◆ **Exercise material**
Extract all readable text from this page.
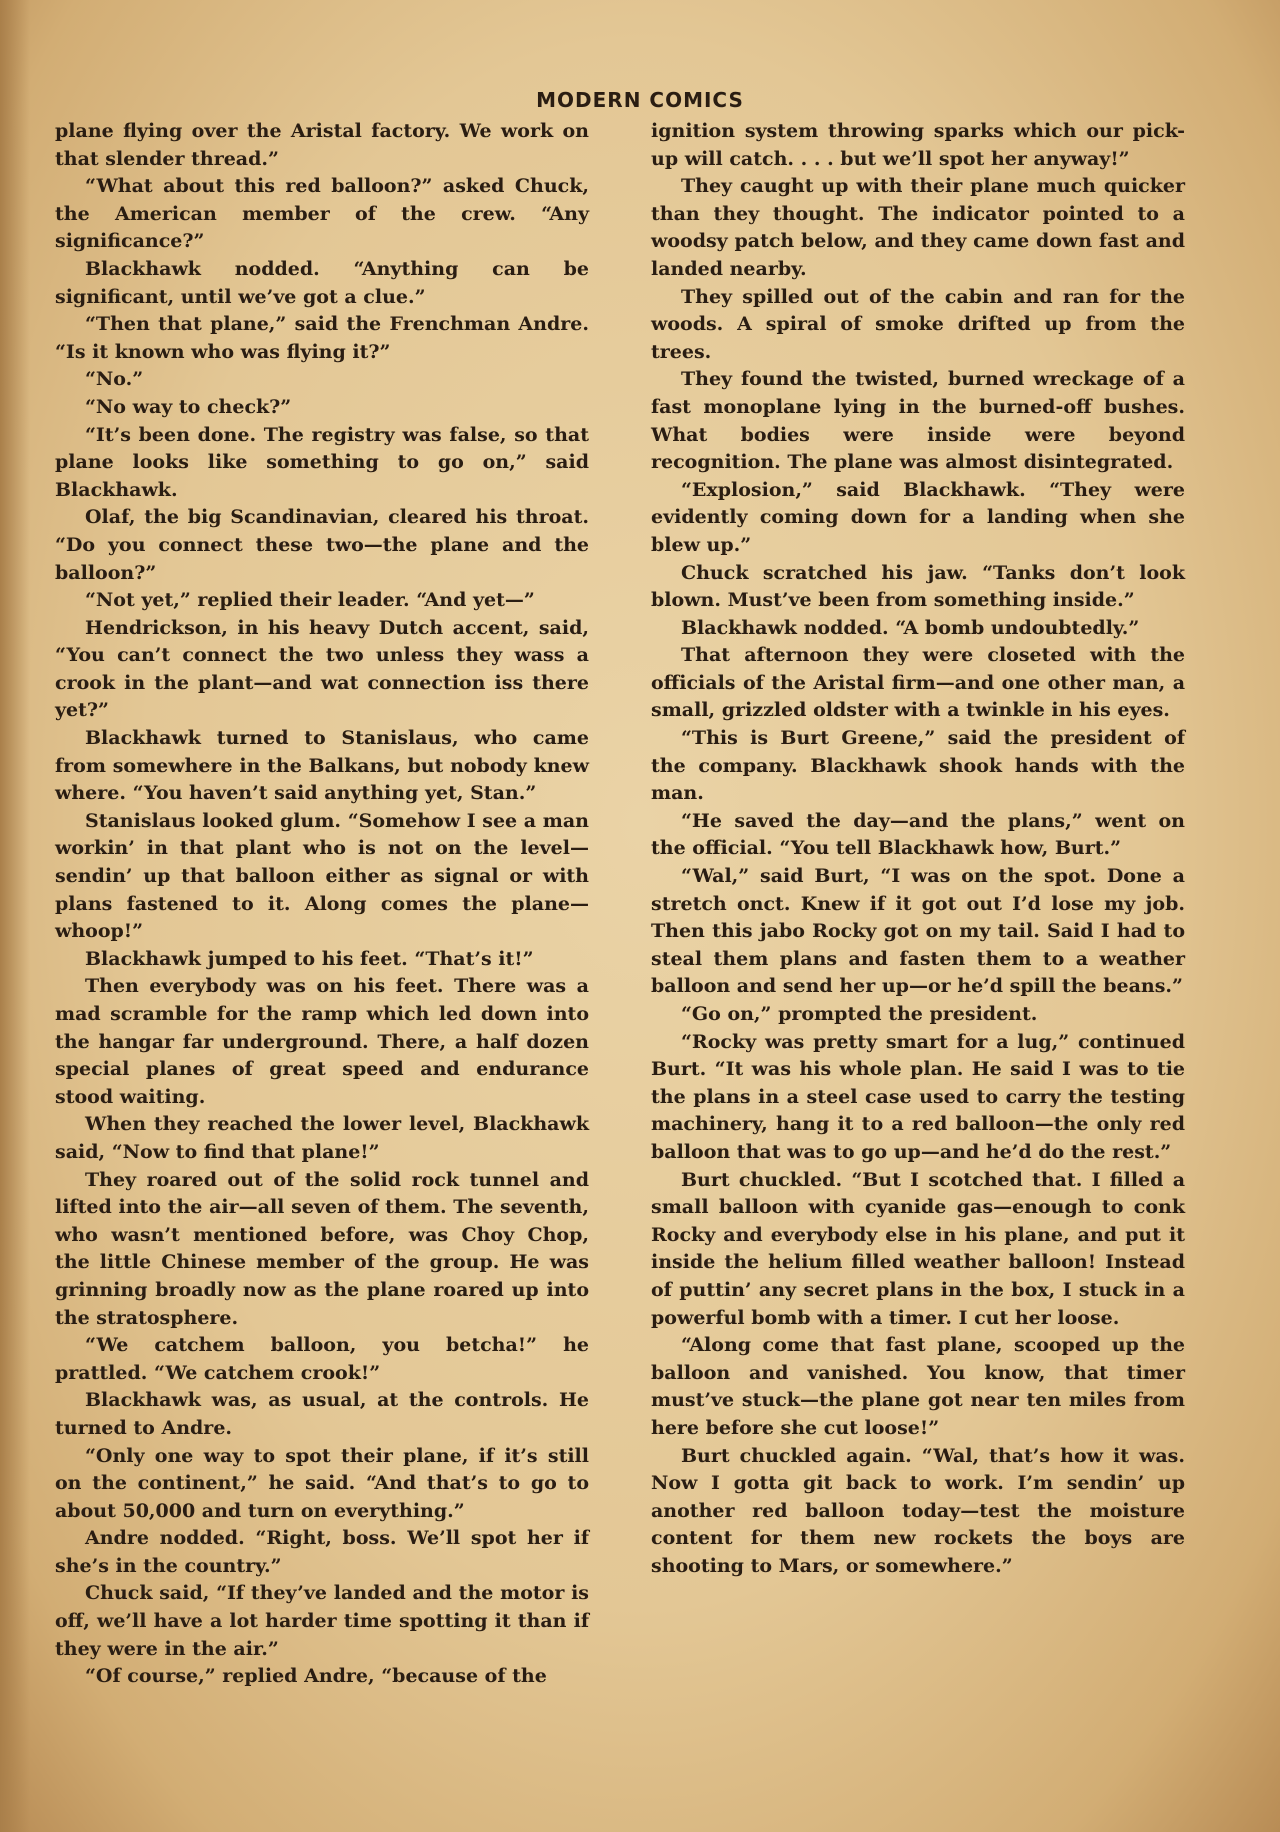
MODERN COMICS

plane flying over the Aristal factory. We work on that slender thread.”

“What about this red balloon?” asked Chuck, the American member of the crew. “Any significance?”

Blackhawk nodded. “Anything can be significant, until we’ve got a clue.”

“Then that plane,” said the Frenchman Andre. “Is it known who was flying it?”

“No.”

“No way to check?”

“It’s been done. The registry was false, so that plane looks like something to go on,” said Blackhawk.

Olaf, the big Scandinavian, cleared his throat. “Do you connect these two—the plane and the balloon?”

“Not yet,” replied their leader. “And yet—”

Hendrickson, in his heavy Dutch accent, said, “You can’t connect the two unless they wass a crook in the plant—and wat connection iss there yet?”

Blackhawk turned to Stanislaus, who came from somewhere in the Balkans, but nobody knew where. “You haven’t said anything yet, Stan.”

Stanislaus looked glum. “Somehow I see a man workin’ in that plant who is not on the level—sendin’ up that balloon either as signal or with plans fastened to it. Along comes the plane—whoop!”

Blackhawk jumped to his feet. “That’s it!”

Then everybody was on his feet. There was a mad scramble for the ramp which led down into the hangar far underground. There, a half dozen special planes of great speed and endurance stood waiting.

When they reached the lower level, Blackhawk said, “Now to find that plane!”

They roared out of the solid rock tunnel and lifted into the air—all seven of them. The seventh, who wasn’t mentioned before, was Choy Chop, the little Chinese member of the group. He was grinning broadly now as the plane roared up into the stratosphere.

“We catchem balloon, you betcha!” he prattled. “We catchem crook!”

Blackhawk was, as usual, at the controls. He turned to Andre.

“Only one way to spot their plane, if it’s still on the continent,” he said. “And that’s to go to about 50,000 and turn on everything.”

Andre nodded. “Right, boss. We’ll spot her if she’s in the country.”

Chuck said, “If they’ve landed and the motor is off, we’ll have a lot harder time spotting it than if they were in the air.”

“Of course,” replied Andre, “because of the

ignition system throwing sparks which our pick-up will catch. . . . but we’ll spot her anyway!”

They caught up with their plane much quicker than they thought. The indicator pointed to a woodsy patch below, and they came down fast and landed nearby.

They spilled out of the cabin and ran for the woods. A spiral of smoke drifted up from the trees.

They found the twisted, burned wreckage of a fast monoplane lying in the burned-off bushes. What bodies were inside were beyond recognition. The plane was almost disintegrated.

“Explosion,” said Blackhawk. “They were evidently coming down for a landing when she blew up.”

Chuck scratched his jaw. “Tanks don’t look blown. Must’ve been from something inside.”

Blackhawk nodded. “A bomb undoubtedly.”

That afternoon they were closeted with the officials of the Aristal firm—and one other man, a small, grizzled oldster with a twinkle in his eyes.

“This is Burt Greene,” said the president of the company. Blackhawk shook hands with the man.

“He saved the day—and the plans,” went on the official. “You tell Blackhawk how, Burt.”

“Wal,” said Burt, “I was on the spot. Done a stretch onct. Knew if it got out I’d lose my job. Then this jabo Rocky got on my tail. Said I had to steal them plans and fasten them to a weather balloon and send her up—or he’d spill the beans.”

“Go on,” prompted the president.

“Rocky was pretty smart for a lug,” continued Burt. “It was his whole plan. He said I was to tie the plans in a steel case used to carry the testing machinery, hang it to a red balloon—the only red balloon that was to go up—and he’d do the rest.”

Burt chuckled. “But I scotched that. I filled a small balloon with cyanide gas—enough to conk Rocky and everybody else in his plane, and put it inside the helium filled weather balloon! Instead of puttin’ any secret plans in the box, I stuck in a powerful bomb with a timer. I cut her loose.

“Along come that fast plane, scooped up the balloon and vanished. You know, that timer must’ve stuck—the plane got near ten miles from here before she cut loose!”

Burt chuckled again. “Wal, that’s how it was. Now I gotta git back to work. I’m sendin’ up another red balloon today—test the moisture content for them new rockets the boys are shooting to Mars, or somewhere.”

◆ **What you will do**
Identify each line containing the string "sendin" and copy it out.

◆ **Correct response**
Stanislaus looked glum. “Somehow I see a man workin’ in that plant who is not on the level—sendin’ up that balloon either as signal or with plans fastened to it. Along comes the plane—whoop!”
Burt chuckled again. “Wal, that’s how it was. Now I gotta git back to work. I’m sendin’ up another red balloon today—test the moisture content for them new rockets the boys are shooting to Mars, or somewhere.”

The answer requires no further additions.